** start Records for the exercise **

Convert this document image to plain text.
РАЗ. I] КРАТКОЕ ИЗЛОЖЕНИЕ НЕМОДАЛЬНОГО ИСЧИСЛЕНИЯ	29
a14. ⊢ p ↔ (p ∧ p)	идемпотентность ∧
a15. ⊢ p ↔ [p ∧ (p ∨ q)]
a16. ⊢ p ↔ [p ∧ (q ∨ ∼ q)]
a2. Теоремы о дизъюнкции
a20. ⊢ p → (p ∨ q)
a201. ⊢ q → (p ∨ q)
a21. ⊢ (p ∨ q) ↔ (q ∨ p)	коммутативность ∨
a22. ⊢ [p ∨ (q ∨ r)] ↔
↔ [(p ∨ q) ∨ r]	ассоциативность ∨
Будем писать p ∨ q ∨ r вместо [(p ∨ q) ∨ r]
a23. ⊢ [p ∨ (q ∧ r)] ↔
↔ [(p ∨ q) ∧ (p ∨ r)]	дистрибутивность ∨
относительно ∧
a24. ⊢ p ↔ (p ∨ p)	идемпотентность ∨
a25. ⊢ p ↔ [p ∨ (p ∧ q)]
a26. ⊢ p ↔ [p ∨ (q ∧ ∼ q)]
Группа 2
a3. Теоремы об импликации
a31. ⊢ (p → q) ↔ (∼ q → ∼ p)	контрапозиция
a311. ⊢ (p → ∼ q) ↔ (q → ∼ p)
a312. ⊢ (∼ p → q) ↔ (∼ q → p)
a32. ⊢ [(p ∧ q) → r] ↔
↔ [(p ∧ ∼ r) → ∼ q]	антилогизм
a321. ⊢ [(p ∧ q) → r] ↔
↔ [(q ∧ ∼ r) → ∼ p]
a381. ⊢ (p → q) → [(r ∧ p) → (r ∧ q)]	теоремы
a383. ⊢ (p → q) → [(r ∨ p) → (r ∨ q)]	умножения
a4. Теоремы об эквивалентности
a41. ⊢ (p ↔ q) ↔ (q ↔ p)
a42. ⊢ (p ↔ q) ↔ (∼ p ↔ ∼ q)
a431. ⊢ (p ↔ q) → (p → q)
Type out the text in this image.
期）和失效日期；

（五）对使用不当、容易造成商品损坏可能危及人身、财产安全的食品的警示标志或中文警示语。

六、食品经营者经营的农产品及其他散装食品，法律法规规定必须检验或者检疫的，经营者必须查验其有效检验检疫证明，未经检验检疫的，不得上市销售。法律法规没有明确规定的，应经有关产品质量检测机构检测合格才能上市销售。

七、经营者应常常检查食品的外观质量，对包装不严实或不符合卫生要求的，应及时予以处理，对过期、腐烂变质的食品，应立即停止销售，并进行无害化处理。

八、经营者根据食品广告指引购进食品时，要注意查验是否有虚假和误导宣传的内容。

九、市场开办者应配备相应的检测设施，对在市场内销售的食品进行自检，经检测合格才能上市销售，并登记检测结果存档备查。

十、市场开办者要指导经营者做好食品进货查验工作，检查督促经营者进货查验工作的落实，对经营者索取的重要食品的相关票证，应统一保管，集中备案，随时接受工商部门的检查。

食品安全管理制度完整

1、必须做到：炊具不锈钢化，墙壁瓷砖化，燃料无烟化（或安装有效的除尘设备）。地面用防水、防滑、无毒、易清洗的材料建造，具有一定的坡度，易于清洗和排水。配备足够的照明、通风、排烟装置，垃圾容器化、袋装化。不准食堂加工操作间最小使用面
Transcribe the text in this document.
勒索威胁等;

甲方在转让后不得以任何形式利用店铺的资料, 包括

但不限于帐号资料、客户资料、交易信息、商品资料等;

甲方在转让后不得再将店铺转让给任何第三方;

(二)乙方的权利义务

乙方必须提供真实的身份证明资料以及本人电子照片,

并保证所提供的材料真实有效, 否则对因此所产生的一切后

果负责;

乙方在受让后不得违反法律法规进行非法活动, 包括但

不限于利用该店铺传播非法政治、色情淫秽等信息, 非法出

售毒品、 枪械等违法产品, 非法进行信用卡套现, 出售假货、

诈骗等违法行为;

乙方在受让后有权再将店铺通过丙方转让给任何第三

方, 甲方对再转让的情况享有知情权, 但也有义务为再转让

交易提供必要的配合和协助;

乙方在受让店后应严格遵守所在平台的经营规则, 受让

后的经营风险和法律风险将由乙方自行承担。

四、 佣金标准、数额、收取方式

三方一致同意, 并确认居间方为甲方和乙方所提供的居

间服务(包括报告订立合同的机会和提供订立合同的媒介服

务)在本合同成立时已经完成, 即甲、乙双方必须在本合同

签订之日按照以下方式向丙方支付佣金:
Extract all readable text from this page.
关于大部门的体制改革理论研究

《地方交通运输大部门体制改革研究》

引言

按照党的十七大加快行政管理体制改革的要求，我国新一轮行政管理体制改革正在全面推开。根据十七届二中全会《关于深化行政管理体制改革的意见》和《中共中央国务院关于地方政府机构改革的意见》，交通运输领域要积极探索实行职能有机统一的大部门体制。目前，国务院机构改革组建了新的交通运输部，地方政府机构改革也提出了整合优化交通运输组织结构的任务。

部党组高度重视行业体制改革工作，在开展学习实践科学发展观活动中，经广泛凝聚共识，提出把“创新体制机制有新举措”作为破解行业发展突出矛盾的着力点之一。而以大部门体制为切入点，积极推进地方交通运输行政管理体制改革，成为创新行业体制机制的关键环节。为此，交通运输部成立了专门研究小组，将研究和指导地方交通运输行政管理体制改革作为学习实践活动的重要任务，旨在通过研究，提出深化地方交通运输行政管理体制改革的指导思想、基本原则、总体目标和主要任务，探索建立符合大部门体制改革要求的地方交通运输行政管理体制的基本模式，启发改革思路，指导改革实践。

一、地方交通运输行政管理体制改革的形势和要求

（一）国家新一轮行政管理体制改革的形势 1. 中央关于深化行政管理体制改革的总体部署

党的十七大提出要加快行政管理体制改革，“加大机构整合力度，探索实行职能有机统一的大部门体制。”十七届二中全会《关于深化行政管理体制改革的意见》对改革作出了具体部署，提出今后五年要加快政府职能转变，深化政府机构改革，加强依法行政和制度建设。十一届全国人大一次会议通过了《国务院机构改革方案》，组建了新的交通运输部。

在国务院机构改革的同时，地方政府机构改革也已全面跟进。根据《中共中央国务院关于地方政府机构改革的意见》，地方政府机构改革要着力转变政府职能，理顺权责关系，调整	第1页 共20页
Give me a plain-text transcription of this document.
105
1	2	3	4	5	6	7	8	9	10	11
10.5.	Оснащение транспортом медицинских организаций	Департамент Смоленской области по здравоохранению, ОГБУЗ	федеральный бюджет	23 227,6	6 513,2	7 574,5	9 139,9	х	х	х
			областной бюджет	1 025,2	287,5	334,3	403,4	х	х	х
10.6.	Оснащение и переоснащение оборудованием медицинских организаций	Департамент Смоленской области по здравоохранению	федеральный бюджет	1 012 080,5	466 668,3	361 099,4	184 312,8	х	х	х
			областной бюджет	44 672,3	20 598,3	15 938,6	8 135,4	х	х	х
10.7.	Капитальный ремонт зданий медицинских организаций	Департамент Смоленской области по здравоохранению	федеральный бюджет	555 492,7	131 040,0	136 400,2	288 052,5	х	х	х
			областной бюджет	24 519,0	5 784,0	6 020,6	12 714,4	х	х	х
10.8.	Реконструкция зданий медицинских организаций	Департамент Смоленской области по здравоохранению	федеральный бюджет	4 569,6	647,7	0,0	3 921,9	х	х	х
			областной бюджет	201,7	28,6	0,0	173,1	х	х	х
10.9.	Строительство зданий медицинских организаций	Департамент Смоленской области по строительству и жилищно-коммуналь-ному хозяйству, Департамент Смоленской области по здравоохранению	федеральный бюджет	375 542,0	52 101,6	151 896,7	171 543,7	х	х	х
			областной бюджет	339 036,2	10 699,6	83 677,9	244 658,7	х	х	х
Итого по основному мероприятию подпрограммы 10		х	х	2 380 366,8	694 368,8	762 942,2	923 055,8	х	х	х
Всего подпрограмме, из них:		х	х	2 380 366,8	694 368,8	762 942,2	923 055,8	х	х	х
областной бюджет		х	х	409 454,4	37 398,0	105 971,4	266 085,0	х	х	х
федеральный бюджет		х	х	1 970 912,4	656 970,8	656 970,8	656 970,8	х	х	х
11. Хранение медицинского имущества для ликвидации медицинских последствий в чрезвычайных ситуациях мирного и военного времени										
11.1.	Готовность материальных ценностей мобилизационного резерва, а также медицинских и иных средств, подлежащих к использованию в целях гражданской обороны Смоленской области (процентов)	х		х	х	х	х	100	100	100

** end Records for the exercise **

Direction:
Where a line in the entries holds "document", copy that line.

Response to this task:
Convert this document image to plain text.
Transcribe the text in this document.
Give me a plain-text transcription of this document.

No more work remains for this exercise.